* Objective
Every line of the material below must be repeated exactly.
Start Exercise material
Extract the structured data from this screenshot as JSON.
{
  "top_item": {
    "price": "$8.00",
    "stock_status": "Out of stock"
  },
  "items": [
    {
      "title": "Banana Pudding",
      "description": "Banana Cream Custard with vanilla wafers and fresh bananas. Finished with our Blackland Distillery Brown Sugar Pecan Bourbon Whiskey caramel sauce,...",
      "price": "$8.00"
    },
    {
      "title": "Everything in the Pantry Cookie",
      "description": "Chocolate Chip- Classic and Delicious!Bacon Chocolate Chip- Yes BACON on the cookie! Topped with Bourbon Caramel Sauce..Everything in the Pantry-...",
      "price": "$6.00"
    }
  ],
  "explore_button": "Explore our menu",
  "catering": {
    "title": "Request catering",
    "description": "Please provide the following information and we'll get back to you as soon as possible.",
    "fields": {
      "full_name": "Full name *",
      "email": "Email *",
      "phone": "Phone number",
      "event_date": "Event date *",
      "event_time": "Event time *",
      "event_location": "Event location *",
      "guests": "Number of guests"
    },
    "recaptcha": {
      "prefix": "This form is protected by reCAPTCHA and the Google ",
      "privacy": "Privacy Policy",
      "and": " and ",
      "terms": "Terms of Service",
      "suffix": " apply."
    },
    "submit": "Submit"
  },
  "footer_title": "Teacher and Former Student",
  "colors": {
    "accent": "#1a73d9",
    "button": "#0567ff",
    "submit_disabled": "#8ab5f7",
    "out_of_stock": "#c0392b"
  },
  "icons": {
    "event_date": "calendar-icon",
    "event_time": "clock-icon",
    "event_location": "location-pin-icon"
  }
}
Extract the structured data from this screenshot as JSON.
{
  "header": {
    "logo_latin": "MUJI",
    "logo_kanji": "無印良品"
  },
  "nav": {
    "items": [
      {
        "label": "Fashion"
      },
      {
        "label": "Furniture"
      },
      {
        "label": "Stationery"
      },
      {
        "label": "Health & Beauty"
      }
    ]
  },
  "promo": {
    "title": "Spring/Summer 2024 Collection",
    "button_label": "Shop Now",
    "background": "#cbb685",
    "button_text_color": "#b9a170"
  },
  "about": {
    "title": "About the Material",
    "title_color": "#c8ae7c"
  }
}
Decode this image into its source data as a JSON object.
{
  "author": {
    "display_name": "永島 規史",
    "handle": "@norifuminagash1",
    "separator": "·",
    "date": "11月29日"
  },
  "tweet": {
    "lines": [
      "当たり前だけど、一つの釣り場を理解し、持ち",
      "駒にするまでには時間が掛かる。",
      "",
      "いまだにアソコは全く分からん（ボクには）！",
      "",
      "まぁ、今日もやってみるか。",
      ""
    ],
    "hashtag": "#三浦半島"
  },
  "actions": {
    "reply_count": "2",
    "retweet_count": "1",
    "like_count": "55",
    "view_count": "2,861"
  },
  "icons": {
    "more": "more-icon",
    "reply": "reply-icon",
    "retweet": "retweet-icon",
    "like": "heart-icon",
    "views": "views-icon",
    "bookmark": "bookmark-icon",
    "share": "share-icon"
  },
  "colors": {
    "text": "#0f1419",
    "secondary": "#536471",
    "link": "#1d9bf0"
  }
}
End Exercise material
* Complete response
Extract the structured data from this screenshot as JSON.
{
  "top_item": {
    "price": "$8.00",
    "stock_status": "Out of stock"
  },
  "items": [
    {
      "title": "Banana Pudding",
      "description": "Banana Cream Custard with vanilla wafers and fresh bananas. Finished with our Blackland Distillery Brown Sugar Pecan Bourbon Whiskey caramel sauce,...",
      "price": "$8.00"
    },
    {
      "title": "Everything in the Pantry Cookie",
      "description": "Chocolate Chip- Classic and Delicious!Bacon Chocolate Chip- Yes BACON on the cookie! Topped with Bourbon Caramel Sauce..Everything in the Pantry-...",
      "price": "$6.00"
    }
  ],
  "explore_button": "Explore our menu",
  "catering": {
    "title": "Request catering",
    "description": "Please provide the following information and we'll get back to you as soon as possible.",
    "fields": {
      "full_name": "Full name *",
      "email": "Email *",
      "phone": "Phone number",
      "event_date": "Event date *",
      "event_time": "Event time *",
      "event_location": "Event location *",
      "guests": "Number of guests"
    },
    "recaptcha": {
      "prefix": "This form is protected by reCAPTCHA and the Google ",
      "privacy": "Privacy Policy",
      "and": " and ",
      "terms": "Terms of Service",
      "suffix": " apply."
    },
    "submit": "Submit"
  },
  "footer_title": "Teacher and Former Student",
  "colors": {
    "accent": "#1a73d9",
    "button": "#0567ff",
    "submit_disabled": "#8ab5f7",
    "out_of_stock": "#c0392b"
  },
  "icons": {
    "event_date": "calendar-icon",
    "event_time": "clock-icon",
    "event_location": "location-pin-icon"
  }
}
Extract the structured data from this screenshot as JSON.
{
  "header": {
    "logo_latin": "MUJI",
    "logo_kanji": "無印良品"
  },
  "nav": {
    "items": [
      {
        "label": "Fashion"
      },
      {
        "label": "Furniture"
      },
      {
        "label": "Stationery"
      },
      {
        "label": "Health & Beauty"
      }
    ]
  },
  "promo": {
    "title": "Spring/Summer 2024 Collection",
    "button_label": "Shop Now",
    "background": "#cbb685",
    "button_text_color": "#b9a170"
  },
  "about": {
    "title": "About the Material",
    "title_color": "#c8ae7c"
  }
}
Decode this image into its source data as a JSON object.
{
  "author": {
    "display_name": "永島 規史",
    "handle": "@norifuminagash1",
    "separator": "·",
    "date": "11月29日"
  },
  "tweet": {
    "lines": [
      "当たり前だけど、一つの釣り場を理解し、持ち",
      "駒にするまでには時間が掛かる。",
      "",
      "いまだにアソコは全く分からん（ボクには）！",
      "",
      "まぁ、今日もやってみるか。",
      ""
    ],
    "hashtag": "#三浦半島"
  },
  "actions": {
    "reply_count": "2",
    "retweet_count": "1",
    "like_count": "55",
    "view_count": "2,861"
  },
  "icons": {
    "more": "more-icon",
    "reply": "reply-icon",
    "retweet": "retweet-icon",
    "like": "heart-icon",
    "views": "views-icon",
    "bookmark": "bookmark-icon",
    "share": "share-icon"
  },
  "colors": {
    "text": "#0f1419",
    "secondary": "#536471",
    "link": "#1d9bf0"
  }
}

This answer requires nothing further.